Information shown:

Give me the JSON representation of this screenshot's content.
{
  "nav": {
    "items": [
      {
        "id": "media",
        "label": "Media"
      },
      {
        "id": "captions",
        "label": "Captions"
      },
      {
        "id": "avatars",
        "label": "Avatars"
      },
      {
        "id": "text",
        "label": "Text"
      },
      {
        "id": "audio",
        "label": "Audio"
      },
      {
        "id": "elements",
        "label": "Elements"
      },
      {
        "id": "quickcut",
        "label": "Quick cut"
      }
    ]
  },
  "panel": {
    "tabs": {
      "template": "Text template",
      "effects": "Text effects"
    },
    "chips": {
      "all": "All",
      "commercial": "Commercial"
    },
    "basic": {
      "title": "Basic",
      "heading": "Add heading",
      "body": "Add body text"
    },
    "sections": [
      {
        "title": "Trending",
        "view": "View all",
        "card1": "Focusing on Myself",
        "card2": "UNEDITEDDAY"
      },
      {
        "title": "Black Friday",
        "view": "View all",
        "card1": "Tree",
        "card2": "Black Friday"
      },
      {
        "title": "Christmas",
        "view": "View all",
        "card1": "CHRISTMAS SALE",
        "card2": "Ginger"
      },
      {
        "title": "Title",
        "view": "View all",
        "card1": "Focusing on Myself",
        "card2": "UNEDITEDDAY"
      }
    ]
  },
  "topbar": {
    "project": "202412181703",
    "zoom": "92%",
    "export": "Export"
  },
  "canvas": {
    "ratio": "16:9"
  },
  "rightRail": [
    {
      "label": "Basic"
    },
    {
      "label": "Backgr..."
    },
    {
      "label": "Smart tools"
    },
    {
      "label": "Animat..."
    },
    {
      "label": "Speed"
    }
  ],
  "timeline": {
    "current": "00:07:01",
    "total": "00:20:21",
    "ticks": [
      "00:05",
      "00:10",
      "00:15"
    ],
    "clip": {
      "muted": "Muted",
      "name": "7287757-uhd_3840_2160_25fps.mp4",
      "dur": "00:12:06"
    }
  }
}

--

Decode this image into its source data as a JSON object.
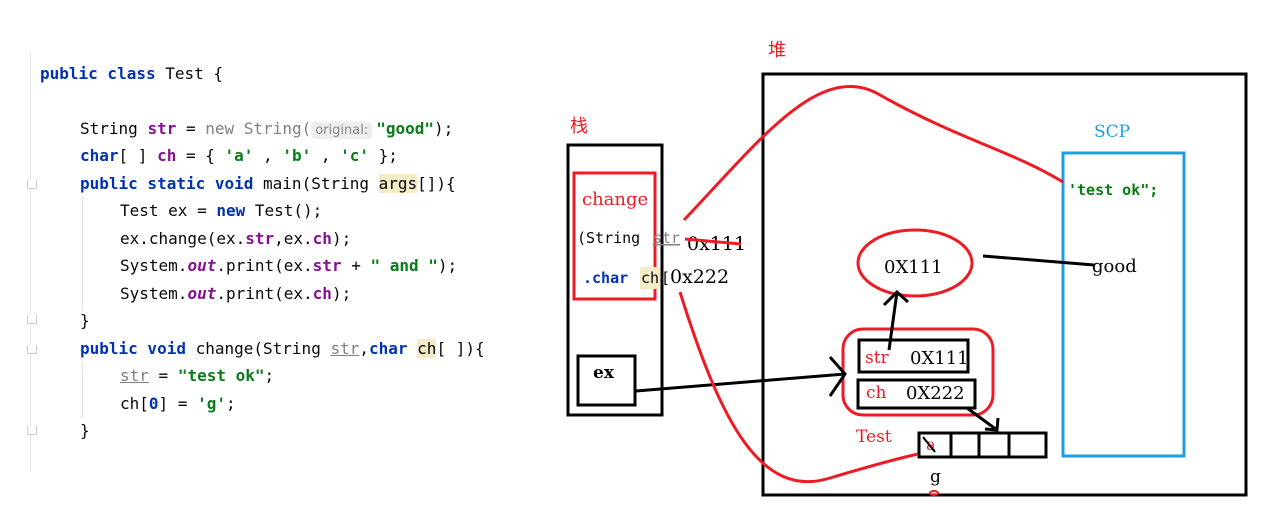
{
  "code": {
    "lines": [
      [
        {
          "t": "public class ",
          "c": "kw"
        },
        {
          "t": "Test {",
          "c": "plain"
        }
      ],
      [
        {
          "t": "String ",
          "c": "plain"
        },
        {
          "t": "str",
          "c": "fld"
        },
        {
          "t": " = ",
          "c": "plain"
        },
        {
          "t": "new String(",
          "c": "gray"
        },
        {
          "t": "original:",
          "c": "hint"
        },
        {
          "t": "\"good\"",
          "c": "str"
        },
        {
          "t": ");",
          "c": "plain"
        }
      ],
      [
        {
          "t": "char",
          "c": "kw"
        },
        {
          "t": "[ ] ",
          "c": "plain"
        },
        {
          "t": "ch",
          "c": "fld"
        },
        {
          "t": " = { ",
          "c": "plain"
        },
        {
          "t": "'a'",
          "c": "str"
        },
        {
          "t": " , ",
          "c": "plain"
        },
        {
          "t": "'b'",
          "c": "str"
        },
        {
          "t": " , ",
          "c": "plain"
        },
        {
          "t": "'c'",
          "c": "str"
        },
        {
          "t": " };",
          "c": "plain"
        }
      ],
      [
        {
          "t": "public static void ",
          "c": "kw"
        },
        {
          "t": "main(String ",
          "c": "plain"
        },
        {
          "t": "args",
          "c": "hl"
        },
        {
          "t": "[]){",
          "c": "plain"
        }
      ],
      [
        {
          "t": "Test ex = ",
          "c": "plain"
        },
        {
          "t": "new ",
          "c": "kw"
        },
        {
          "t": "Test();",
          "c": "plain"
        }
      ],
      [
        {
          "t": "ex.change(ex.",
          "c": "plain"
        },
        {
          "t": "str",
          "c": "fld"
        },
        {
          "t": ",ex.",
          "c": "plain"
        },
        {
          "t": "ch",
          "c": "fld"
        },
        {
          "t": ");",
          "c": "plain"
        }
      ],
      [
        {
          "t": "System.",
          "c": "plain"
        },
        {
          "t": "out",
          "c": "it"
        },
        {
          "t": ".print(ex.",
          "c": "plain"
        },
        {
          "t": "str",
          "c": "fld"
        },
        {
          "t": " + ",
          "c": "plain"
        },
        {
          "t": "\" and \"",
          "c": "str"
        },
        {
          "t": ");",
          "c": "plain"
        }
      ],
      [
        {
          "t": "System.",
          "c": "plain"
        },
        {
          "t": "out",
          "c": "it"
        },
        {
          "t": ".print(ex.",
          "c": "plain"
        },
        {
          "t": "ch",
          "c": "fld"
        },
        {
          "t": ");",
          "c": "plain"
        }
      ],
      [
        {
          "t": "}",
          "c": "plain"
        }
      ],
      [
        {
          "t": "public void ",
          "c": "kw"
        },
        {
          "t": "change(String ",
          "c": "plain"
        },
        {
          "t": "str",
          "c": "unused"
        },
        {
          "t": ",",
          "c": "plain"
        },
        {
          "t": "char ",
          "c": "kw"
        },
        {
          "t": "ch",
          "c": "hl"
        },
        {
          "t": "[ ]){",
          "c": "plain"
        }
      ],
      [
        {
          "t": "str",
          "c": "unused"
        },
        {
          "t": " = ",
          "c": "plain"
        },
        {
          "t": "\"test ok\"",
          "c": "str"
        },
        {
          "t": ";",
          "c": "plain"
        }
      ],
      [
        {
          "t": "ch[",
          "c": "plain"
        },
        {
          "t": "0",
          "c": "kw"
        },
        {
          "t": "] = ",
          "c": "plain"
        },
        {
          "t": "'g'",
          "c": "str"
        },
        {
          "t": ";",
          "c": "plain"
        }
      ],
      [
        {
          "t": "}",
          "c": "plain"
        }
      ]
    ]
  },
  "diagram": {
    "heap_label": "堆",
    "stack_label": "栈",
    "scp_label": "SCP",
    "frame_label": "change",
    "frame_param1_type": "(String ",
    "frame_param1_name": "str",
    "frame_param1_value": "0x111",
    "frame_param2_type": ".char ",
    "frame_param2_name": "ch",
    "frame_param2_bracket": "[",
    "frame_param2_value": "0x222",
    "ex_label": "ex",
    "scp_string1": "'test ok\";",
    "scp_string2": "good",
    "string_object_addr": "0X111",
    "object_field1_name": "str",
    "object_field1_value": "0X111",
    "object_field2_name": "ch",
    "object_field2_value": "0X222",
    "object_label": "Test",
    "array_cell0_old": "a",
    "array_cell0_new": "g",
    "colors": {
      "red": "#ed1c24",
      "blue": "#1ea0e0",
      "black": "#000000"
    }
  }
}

Exercise: Identify the lines of the entries containing the string "change". Copy each such line.

Worked answer:
          "t": "ex.change(ex.",
          "t": "change(String ",
    "frame_label": "change",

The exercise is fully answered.